#### Task goal:
Go through the material below and copy all lines with "this".

#### The records:
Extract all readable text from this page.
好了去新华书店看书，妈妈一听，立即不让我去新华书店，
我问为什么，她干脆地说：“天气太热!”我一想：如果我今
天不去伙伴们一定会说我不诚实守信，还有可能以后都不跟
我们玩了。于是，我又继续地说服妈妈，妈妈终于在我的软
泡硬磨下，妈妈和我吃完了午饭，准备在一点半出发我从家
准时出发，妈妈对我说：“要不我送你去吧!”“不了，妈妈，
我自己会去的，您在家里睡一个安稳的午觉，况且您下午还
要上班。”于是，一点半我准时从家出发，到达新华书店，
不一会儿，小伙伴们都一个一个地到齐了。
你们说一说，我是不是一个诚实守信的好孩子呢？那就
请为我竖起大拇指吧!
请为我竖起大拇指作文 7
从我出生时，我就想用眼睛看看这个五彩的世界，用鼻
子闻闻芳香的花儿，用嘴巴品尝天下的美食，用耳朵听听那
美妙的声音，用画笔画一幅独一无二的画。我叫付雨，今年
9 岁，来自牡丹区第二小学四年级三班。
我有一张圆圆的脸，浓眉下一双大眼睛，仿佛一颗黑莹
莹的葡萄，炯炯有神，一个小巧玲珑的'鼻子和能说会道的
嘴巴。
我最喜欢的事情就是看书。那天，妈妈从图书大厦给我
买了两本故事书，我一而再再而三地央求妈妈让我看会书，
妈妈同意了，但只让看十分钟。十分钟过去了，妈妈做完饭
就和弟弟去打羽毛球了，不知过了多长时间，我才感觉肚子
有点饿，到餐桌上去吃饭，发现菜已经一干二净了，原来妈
...
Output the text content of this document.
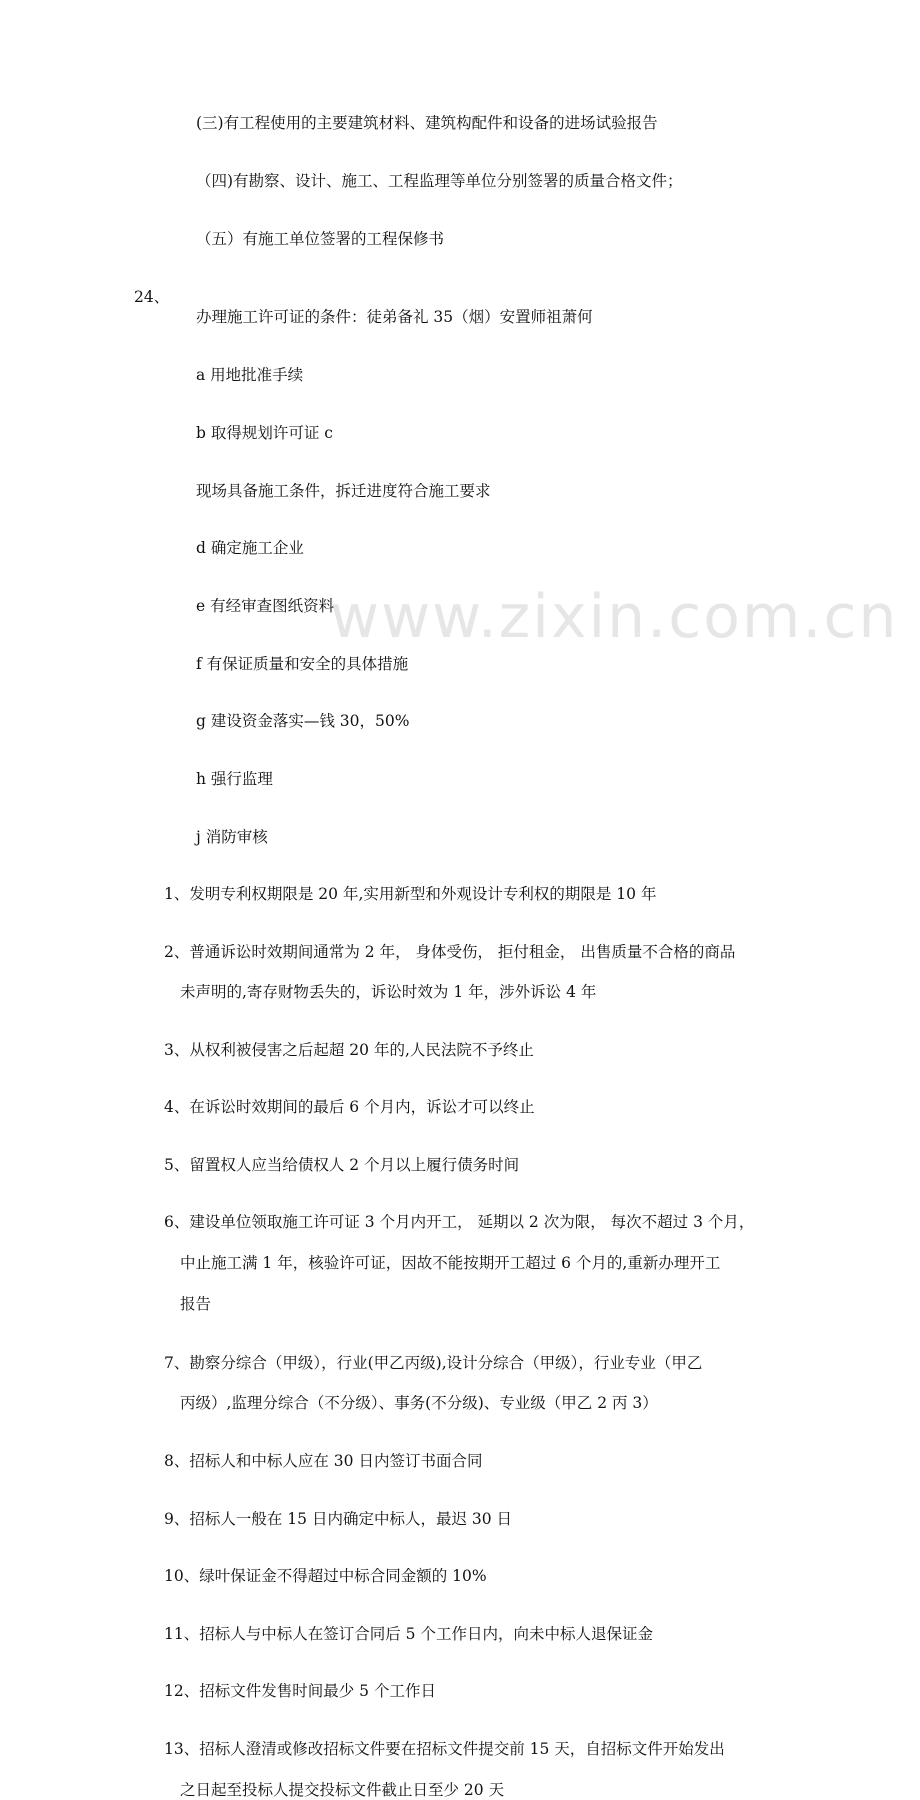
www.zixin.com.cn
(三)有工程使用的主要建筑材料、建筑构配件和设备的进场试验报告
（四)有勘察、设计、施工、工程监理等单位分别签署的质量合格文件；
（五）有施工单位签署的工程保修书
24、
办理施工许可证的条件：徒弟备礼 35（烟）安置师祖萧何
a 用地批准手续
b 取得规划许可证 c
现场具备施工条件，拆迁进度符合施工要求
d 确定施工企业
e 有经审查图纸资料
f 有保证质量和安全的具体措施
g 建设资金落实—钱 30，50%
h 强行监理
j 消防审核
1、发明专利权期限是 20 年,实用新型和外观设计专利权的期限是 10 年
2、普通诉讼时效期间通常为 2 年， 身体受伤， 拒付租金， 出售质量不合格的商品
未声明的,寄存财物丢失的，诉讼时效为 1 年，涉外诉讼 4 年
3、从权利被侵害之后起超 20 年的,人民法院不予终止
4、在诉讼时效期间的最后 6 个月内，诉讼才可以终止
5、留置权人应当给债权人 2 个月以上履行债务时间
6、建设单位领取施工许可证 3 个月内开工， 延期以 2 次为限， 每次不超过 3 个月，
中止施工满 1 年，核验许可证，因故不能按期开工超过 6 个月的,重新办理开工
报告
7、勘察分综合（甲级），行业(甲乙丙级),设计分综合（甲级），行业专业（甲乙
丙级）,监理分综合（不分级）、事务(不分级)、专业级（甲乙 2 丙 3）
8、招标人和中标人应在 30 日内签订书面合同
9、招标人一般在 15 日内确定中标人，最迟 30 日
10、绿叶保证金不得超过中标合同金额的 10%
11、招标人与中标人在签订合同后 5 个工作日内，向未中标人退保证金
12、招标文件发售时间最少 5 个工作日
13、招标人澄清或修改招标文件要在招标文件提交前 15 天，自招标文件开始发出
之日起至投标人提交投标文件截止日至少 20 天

#### Problem solution:
Extract all readable text from this page.
Output the text content of this document.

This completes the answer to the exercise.